List each line of the data that holds the string "footer", please.

##############################

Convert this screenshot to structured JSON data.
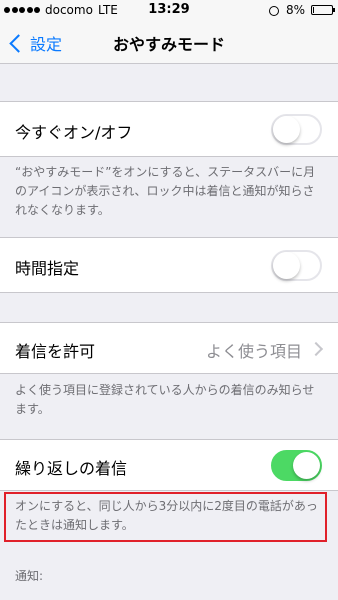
{
  "status_bar": {
    "carrier": "docomo",
    "network": "LTE",
    "time": "13:29",
    "battery": "8%",
    "battery_level": 0.08,
    "signal_dots": 5,
    "alarm_icon": "alarm-icon"
  },
  "nav": {
    "back_label": "設定",
    "title": "おやすみモード"
  },
  "groups": {
    "manual": {
      "label": "今すぐオン/オフ",
      "switch_on": false,
      "footer": "“おやすみモード”をオンにすると、ステータスバーに月のアイコンが表示され、ロック中は着信と通知が知らされなくなります。"
    },
    "scheduled": {
      "label": "時間指定",
      "switch_on": false
    },
    "allow_calls": {
      "label": "着信を許可",
      "value": "よく使う項目",
      "footer": "よく使う項目に登録されている人からの着信のみ知らせます。"
    },
    "repeated_calls": {
      "label": "繰り返しの着信",
      "switch_on": true,
      "footer": "オンにすると、同じ人から3分以内に2度目の電話があったときは通知します。"
    }
  },
  "notifications_header": "通知:",
  "colors": {
    "accent": "#0a7aff",
    "switch_on": "#4cd964",
    "highlight": "#e0202a",
    "background": "#efeff4"
  }
}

##############################

• **OUTPUT**
      "footer": "“おやすみモード”をオンにすると、ステータスバーに月のアイコンが表示され、ロック中は着信と通知が知らされなくなります。"
      "footer": "よく使う項目に登録されている人からの着信のみ知らせます。"
      "footer": "オンにすると、同じ人から3分以内に2度目の電話があったときは通知します。"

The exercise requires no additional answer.